*Stated goal*. Only a number is wanted: how many lines of the entries include the string "JSON"?

*Collected data entries*.
------------------------------

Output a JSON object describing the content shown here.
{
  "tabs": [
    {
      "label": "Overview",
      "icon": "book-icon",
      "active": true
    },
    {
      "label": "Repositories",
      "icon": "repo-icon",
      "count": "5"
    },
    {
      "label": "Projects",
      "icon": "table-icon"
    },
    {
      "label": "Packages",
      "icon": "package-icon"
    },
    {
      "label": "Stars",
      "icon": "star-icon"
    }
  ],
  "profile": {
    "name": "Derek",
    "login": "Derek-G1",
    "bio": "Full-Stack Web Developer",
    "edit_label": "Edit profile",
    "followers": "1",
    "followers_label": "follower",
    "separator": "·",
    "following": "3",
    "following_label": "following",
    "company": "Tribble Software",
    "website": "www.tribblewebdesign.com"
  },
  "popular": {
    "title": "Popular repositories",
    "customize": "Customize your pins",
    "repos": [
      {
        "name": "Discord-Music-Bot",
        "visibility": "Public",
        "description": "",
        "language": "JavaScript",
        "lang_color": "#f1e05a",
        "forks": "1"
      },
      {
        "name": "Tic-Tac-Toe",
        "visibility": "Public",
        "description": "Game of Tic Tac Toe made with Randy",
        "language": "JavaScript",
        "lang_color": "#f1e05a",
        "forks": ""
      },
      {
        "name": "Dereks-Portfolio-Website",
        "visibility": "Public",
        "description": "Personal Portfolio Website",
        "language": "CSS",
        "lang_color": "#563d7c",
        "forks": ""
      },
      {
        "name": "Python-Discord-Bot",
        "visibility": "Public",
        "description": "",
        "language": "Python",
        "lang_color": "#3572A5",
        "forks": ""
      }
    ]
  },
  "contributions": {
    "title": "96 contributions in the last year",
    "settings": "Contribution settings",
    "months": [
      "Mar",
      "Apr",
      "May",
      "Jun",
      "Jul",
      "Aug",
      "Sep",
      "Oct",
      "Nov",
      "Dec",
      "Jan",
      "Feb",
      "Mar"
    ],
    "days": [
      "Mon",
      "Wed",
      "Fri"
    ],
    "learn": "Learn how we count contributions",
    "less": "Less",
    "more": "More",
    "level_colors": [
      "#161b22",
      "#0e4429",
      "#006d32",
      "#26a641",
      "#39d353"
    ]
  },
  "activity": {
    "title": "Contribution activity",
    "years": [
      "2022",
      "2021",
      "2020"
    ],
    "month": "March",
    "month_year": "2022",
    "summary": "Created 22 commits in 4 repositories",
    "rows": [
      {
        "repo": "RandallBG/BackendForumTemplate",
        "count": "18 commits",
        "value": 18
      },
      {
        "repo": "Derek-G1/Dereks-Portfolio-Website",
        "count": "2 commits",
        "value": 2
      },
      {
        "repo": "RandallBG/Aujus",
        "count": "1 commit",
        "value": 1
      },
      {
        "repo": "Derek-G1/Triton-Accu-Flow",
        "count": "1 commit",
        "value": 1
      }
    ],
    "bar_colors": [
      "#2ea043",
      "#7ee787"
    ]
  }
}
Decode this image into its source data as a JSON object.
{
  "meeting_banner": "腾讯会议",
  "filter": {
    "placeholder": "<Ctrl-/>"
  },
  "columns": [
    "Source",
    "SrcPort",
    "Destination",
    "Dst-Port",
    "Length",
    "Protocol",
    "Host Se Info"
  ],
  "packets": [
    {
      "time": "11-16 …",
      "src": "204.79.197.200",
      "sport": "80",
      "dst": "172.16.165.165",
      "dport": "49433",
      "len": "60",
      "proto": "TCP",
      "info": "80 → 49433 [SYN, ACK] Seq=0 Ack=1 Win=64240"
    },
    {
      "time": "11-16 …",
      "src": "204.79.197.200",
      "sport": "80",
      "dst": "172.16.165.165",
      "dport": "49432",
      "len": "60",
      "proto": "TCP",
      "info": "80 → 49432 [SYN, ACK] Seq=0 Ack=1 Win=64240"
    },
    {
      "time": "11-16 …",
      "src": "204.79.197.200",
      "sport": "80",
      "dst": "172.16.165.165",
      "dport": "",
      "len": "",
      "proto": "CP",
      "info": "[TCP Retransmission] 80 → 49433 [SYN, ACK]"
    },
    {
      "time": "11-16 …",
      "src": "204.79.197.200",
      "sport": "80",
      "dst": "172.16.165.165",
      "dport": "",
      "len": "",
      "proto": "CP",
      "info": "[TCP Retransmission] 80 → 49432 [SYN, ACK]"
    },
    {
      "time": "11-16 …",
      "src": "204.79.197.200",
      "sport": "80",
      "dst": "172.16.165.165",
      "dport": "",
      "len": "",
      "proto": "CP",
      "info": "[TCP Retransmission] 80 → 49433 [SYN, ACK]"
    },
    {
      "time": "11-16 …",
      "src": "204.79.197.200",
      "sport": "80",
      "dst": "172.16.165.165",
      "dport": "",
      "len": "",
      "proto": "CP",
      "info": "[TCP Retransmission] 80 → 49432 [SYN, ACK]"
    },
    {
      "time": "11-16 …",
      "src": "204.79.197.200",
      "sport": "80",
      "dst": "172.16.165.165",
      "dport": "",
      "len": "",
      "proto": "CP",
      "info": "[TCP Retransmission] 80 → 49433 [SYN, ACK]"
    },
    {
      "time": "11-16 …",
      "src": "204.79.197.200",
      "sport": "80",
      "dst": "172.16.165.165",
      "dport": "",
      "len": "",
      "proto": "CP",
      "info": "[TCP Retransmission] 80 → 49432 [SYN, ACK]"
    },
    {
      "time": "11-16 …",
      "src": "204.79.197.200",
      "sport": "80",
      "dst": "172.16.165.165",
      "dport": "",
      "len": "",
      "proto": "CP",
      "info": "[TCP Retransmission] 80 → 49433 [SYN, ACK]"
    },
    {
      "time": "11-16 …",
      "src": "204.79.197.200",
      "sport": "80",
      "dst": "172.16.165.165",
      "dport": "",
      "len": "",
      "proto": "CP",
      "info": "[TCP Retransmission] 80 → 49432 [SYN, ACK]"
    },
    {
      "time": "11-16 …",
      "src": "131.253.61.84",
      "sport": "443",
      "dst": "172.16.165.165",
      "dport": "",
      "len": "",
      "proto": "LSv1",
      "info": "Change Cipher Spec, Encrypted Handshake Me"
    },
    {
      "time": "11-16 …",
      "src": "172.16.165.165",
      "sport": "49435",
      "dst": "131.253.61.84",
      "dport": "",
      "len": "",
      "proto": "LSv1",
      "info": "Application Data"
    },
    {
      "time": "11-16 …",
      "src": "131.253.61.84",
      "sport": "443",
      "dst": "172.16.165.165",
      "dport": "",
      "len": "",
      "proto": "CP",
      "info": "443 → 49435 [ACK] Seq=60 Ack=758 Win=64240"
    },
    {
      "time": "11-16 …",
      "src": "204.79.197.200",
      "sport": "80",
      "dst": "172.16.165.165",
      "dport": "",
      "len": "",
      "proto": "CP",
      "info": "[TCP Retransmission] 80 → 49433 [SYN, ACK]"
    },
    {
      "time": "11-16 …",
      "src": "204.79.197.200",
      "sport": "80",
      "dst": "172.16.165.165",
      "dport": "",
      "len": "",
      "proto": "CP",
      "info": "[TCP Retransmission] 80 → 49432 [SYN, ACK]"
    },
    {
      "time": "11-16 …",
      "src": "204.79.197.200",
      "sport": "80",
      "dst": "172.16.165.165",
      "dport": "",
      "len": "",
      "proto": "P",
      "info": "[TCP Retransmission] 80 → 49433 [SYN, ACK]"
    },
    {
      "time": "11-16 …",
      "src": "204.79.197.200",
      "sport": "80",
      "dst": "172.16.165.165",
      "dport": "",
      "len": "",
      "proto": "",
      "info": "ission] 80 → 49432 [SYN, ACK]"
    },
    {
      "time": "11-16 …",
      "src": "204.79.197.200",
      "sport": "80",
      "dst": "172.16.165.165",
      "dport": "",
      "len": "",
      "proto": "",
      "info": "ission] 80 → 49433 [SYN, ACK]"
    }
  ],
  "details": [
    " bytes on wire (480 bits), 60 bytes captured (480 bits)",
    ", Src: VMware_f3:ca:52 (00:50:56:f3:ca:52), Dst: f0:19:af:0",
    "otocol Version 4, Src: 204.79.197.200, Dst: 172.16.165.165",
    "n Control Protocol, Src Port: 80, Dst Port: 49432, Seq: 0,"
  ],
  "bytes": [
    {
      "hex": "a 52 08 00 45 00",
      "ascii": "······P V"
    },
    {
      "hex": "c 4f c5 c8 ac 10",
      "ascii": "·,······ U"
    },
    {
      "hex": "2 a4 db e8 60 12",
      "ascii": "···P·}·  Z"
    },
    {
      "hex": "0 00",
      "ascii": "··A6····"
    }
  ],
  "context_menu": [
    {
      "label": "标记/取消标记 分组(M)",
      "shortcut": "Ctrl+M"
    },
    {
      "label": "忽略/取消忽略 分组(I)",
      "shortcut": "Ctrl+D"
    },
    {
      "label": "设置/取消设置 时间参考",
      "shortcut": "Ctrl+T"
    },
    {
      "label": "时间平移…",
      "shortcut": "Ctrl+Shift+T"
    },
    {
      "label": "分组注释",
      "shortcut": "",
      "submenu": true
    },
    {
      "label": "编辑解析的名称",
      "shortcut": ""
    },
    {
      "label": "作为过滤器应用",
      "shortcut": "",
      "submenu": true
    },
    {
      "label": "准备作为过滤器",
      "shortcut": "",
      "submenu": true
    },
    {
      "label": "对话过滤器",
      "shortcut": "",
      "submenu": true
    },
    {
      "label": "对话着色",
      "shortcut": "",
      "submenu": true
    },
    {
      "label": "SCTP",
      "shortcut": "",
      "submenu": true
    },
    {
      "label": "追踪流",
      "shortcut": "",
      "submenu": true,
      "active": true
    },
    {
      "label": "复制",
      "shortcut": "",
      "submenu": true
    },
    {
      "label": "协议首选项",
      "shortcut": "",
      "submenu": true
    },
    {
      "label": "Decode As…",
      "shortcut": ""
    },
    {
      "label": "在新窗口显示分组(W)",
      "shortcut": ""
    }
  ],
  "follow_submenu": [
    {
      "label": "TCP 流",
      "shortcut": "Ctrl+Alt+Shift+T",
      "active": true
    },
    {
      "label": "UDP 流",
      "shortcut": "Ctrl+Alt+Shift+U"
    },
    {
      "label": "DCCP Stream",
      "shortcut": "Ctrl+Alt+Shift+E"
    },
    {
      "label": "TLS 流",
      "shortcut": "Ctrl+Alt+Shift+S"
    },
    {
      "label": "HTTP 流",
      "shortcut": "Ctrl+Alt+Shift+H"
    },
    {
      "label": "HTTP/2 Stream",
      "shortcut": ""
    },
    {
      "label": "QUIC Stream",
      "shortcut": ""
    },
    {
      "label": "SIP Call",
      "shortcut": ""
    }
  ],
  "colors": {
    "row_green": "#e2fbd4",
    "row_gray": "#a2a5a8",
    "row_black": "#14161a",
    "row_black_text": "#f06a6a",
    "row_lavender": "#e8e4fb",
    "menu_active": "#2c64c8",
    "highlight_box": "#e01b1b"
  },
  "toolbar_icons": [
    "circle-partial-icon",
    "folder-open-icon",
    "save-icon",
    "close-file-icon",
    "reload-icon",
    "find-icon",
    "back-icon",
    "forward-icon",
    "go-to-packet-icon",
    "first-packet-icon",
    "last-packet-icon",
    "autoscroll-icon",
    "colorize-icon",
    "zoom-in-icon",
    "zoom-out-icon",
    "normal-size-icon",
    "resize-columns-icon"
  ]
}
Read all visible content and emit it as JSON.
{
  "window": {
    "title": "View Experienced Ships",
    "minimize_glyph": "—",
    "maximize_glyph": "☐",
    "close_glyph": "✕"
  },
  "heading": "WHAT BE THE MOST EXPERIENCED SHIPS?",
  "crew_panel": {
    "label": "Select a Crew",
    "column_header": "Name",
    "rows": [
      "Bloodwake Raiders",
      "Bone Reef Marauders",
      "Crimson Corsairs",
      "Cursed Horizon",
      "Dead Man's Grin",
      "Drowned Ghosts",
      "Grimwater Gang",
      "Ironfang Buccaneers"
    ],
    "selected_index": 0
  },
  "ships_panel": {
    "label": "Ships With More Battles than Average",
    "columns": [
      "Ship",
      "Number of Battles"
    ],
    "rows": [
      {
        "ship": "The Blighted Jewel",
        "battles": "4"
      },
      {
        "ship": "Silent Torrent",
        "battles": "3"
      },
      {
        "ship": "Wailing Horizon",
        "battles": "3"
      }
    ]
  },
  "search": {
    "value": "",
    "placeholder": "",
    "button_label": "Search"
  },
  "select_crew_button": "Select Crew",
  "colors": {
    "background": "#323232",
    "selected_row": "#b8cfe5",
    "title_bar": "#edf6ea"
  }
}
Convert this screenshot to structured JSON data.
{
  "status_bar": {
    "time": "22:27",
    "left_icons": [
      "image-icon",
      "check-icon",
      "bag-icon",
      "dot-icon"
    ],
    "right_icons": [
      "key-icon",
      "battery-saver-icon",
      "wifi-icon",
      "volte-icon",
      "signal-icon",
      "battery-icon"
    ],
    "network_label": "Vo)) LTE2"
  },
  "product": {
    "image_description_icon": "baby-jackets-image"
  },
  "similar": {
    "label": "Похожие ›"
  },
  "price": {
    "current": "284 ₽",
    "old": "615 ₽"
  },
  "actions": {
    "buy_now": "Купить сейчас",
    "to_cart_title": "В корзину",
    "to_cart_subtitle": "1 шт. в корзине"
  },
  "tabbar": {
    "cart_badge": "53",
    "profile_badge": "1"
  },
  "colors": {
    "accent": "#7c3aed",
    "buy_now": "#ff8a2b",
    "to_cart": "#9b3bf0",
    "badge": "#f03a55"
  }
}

------------------------------

*Solution to the problem*. 4